Reproduce the records below exactly as given.

------------------------------------------------------------

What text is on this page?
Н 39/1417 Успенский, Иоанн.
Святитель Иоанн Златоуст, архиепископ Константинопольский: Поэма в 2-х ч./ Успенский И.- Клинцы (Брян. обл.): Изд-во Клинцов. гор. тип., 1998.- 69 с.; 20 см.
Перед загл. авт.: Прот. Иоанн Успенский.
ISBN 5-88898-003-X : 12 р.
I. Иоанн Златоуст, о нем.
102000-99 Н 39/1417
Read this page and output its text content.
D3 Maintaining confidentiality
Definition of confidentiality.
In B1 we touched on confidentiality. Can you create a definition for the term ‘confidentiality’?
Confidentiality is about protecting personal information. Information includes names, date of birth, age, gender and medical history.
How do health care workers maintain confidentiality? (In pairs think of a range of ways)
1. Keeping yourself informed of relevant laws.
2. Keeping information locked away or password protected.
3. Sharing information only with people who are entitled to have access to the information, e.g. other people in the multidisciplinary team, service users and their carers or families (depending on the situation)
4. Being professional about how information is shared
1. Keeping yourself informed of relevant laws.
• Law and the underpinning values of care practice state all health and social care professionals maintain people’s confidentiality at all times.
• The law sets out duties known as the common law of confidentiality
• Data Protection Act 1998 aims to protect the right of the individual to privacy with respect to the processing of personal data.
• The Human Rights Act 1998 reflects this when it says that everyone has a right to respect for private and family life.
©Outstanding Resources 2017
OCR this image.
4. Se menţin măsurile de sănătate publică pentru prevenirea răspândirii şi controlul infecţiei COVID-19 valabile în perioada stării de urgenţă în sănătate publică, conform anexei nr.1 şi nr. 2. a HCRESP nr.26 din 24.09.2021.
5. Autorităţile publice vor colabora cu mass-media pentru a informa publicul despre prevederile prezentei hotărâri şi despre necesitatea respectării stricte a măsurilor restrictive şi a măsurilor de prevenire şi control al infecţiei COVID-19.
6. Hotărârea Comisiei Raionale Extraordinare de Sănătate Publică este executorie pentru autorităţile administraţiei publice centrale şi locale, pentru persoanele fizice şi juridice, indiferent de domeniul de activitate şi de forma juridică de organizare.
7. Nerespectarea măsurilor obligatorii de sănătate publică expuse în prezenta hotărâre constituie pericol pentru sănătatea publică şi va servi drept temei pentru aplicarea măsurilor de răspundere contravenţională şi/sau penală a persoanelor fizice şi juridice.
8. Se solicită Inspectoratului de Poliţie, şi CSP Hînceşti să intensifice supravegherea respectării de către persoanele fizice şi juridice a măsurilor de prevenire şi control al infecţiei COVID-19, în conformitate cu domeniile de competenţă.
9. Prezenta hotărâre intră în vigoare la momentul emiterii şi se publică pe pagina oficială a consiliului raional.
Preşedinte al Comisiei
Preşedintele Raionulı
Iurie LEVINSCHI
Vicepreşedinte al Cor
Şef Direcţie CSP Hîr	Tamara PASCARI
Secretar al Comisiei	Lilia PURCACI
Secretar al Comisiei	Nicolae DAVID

------------------------------------------------------------

■ Complete answer
What text is on this page?
Н 39/1417 Успенский, Иоанн.
Святитель Иоанн Златоуст, архиепископ Константинопольский: Поэма в 2-х ч./ Успенский И.- Клинцы (Брян. обл.): Изд-во Клинцов. гор. тип., 1998.- 69 с.; 20 см.
Перед загл. авт.: Прот. Иоанн Успенский.
ISBN 5-88898-003-X : 12 р.
I. Иоанн Златоуст, о нем.
102000-99 Н 39/1417
Read this page and output its text content.
D3 Maintaining confidentiality
Definition of confidentiality.
In B1 we touched on confidentiality. Can you create a definition for the term ‘confidentiality’?
Confidentiality is about protecting personal information. Information includes names, date of birth, age, gender and medical history.
How do health care workers maintain confidentiality? (In pairs think of a range of ways)
1. Keeping yourself informed of relevant laws.
2. Keeping information locked away or password protected.
3. Sharing information only with people who are entitled to have access to the information, e.g. other people in the multidisciplinary team, service users and their carers or families (depending on the situation)
4. Being professional about how information is shared
1. Keeping yourself informed of relevant laws.
• Law and the underpinning values of care practice state all health and social care professionals maintain people’s confidentiality at all times.
• The law sets out duties known as the common law of confidentiality
• Data Protection Act 1998 aims to protect the right of the individual to privacy with respect to the processing of personal data.
• The Human Rights Act 1998 reflects this when it says that everyone has a right to respect for private and family life.
©Outstanding Resources 2017
OCR this image.
4. Se menţin măsurile de sănătate publică pentru prevenirea răspândirii şi controlul infecţiei COVID-19 valabile în perioada stării de urgenţă în sănătate publică, conform anexei nr.1 şi nr. 2. a HCRESP nr.26 din 24.09.2021.
5. Autorităţile publice vor colabora cu mass-media pentru a informa publicul despre prevederile prezentei hotărâri şi despre necesitatea respectării stricte a măsurilor restrictive şi a măsurilor de prevenire şi control al infecţiei COVID-19.
6. Hotărârea Comisiei Raionale Extraordinare de Sănătate Publică este executorie pentru autorităţile administraţiei publice centrale şi locale, pentru persoanele fizice şi juridice, indiferent de domeniul de activitate şi de forma juridică de organizare.
7. Nerespectarea măsurilor obligatorii de sănătate publică expuse în prezenta hotărâre constituie pericol pentru sănătatea publică şi va servi drept temei pentru aplicarea măsurilor de răspundere contravenţională şi/sau penală a persoanelor fizice şi juridice.
8. Se solicită Inspectoratului de Poliţie, şi CSP Hînceşti să intensifice supravegherea respectării de către persoanele fizice şi juridice a măsurilor de prevenire şi control al infecţiei COVID-19, în conformitate cu domeniile de competenţă.
9. Prezenta hotărâre intră în vigoare la momentul emiterii şi se publică pe pagina oficială a consiliului raional.
Preşedinte al Comisiei
Preşedintele Raionulı
Iurie LEVINSCHI
Vicepreşedinte al Cor
Şef Direcţie CSP Hîr	Tamara PASCARI
Secretar al Comisiei	Lilia PURCACI
Secretar al Comisiei	Nicolae DAVID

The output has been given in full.